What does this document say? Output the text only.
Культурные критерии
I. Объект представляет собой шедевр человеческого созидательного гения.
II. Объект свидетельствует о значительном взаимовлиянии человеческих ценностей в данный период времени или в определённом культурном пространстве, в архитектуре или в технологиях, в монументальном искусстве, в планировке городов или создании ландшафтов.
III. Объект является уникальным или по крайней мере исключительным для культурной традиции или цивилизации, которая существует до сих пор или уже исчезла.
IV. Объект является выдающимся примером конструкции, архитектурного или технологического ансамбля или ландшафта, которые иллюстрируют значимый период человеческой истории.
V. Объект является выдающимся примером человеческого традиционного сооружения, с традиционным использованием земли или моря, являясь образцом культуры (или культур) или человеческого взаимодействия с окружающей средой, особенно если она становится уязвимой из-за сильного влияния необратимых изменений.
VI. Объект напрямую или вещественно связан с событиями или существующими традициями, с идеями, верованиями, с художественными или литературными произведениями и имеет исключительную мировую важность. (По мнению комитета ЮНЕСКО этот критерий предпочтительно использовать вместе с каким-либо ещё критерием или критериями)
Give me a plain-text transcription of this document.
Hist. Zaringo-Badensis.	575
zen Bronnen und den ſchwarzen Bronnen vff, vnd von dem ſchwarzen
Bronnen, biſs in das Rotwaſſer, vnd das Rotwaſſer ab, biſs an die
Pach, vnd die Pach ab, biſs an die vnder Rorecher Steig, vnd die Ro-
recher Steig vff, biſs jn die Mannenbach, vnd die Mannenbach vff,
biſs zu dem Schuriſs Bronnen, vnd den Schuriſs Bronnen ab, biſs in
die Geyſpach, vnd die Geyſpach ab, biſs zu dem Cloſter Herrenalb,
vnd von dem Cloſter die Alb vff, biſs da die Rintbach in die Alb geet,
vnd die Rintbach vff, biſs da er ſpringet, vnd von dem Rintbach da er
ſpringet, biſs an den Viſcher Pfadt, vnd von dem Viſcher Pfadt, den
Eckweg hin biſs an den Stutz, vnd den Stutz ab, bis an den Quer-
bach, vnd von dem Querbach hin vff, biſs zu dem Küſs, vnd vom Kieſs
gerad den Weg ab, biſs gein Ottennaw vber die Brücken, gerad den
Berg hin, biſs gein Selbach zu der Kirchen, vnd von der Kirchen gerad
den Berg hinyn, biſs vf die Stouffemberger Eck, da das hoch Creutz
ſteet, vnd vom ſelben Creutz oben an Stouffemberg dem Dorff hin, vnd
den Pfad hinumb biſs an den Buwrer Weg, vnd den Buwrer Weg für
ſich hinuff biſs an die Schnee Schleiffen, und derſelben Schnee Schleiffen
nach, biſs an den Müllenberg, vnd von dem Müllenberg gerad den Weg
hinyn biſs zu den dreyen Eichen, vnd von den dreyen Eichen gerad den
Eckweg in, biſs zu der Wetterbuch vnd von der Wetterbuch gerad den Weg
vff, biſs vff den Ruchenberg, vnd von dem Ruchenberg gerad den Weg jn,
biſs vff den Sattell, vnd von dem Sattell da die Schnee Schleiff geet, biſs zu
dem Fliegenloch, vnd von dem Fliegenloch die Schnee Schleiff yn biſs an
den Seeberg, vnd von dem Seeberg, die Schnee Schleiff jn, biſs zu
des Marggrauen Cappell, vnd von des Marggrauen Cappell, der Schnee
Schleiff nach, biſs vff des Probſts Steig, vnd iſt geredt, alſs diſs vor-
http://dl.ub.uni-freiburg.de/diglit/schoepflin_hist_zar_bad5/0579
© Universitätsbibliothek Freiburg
■ ■ ■
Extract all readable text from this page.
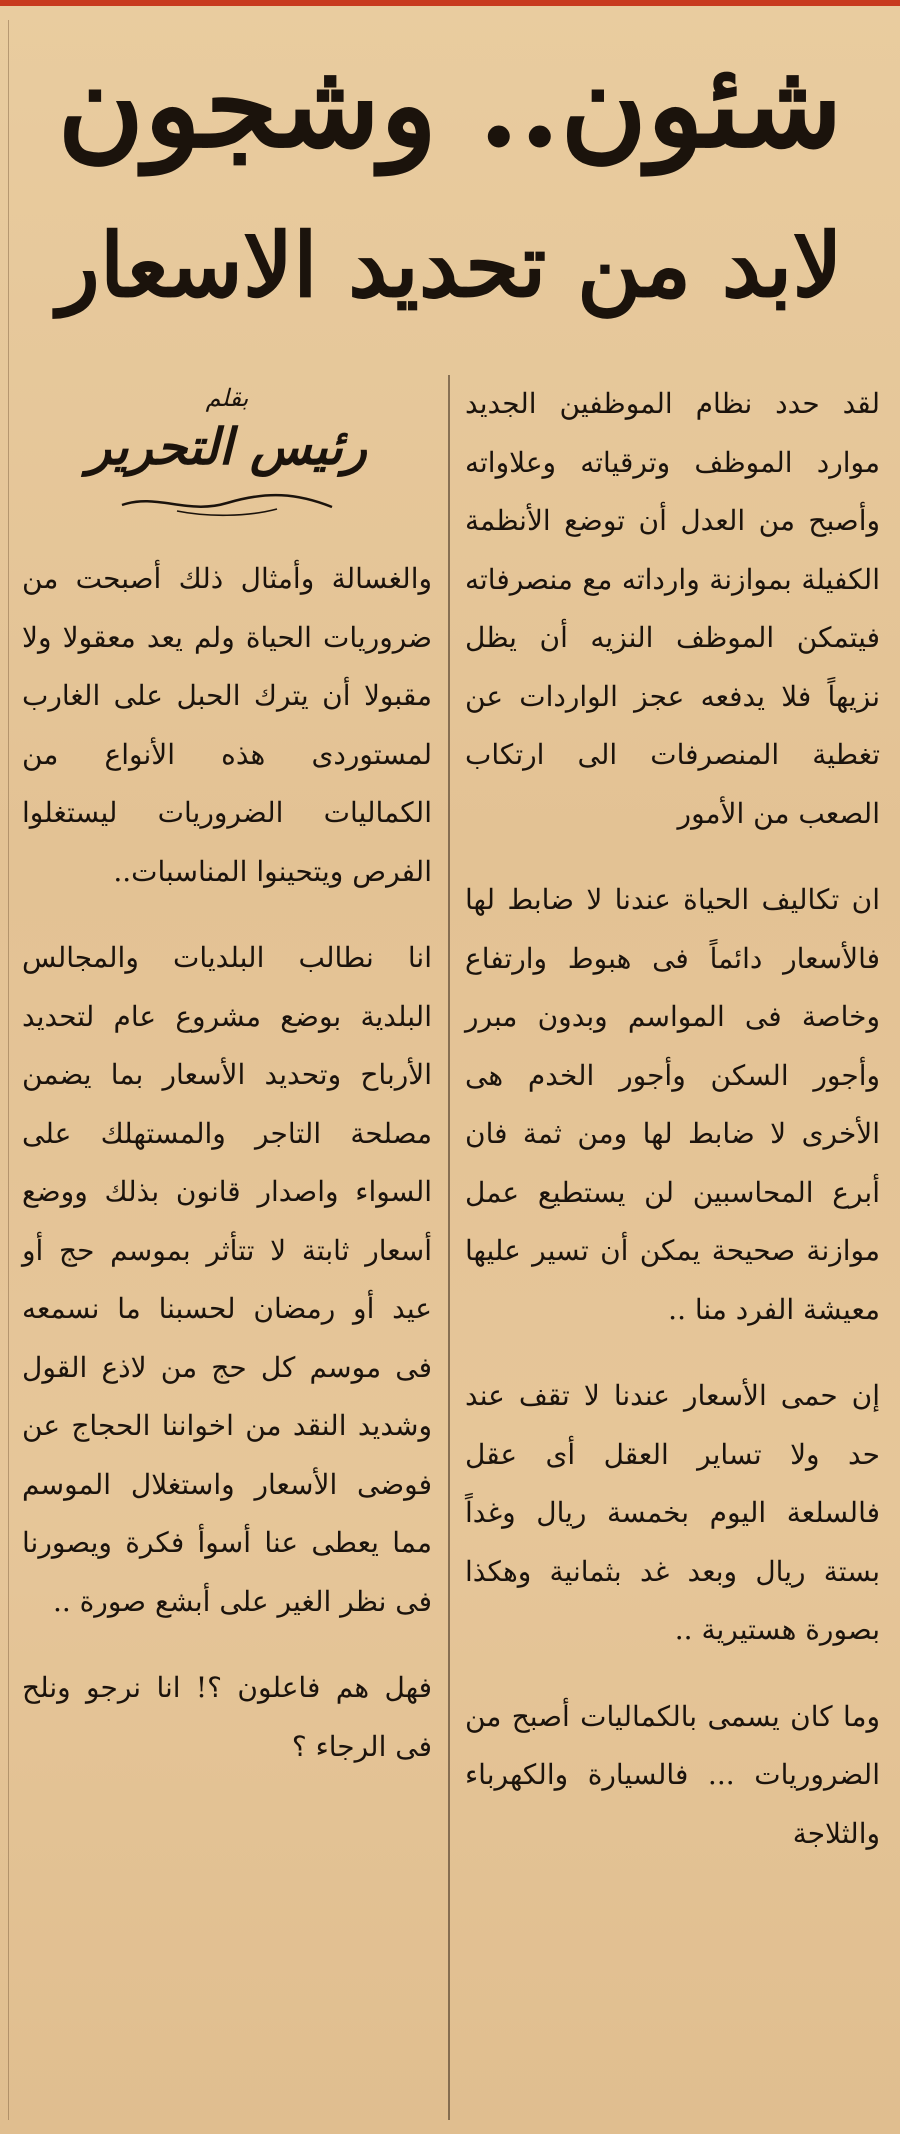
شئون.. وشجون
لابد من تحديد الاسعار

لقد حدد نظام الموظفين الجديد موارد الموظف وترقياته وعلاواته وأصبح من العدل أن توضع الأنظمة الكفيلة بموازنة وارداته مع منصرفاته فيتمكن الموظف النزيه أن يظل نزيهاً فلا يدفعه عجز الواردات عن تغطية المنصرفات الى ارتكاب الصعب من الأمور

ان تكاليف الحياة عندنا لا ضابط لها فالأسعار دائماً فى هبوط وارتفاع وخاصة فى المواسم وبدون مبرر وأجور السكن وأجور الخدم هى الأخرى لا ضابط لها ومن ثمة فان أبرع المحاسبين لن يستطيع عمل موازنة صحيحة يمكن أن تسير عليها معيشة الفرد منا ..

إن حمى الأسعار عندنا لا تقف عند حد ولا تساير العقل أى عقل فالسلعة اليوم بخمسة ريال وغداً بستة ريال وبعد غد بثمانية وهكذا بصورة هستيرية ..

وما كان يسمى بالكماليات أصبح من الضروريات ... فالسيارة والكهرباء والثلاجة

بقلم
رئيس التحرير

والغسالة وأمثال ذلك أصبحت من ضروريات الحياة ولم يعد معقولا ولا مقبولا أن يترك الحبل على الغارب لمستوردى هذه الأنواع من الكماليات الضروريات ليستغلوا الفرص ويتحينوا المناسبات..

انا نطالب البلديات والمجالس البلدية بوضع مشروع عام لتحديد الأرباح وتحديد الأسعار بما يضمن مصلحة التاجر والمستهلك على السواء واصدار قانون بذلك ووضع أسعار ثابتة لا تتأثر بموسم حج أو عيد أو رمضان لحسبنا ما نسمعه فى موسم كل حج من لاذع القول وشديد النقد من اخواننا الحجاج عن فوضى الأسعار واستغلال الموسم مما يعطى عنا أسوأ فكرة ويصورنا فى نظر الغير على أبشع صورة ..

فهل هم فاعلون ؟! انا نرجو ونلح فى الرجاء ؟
■ ■ ■
Copy each line of the listing in which the word "الضروريات" can be found.

* [RESPONSE TO THE EXERCISE]
وما كان يسمى بالكماليات أصبح من الضروريات ... فالسيارة والكهرباء والثلاجة
والغسالة وأمثال ذلك أصبحت من ضروريات الحياة ولم يعد معقولا ولا مقبولا أن يترك الحبل على الغارب لمستوردى هذه الأنواع من الكماليات الضروريات ليستغلوا الفرص ويتحينوا المناسبات..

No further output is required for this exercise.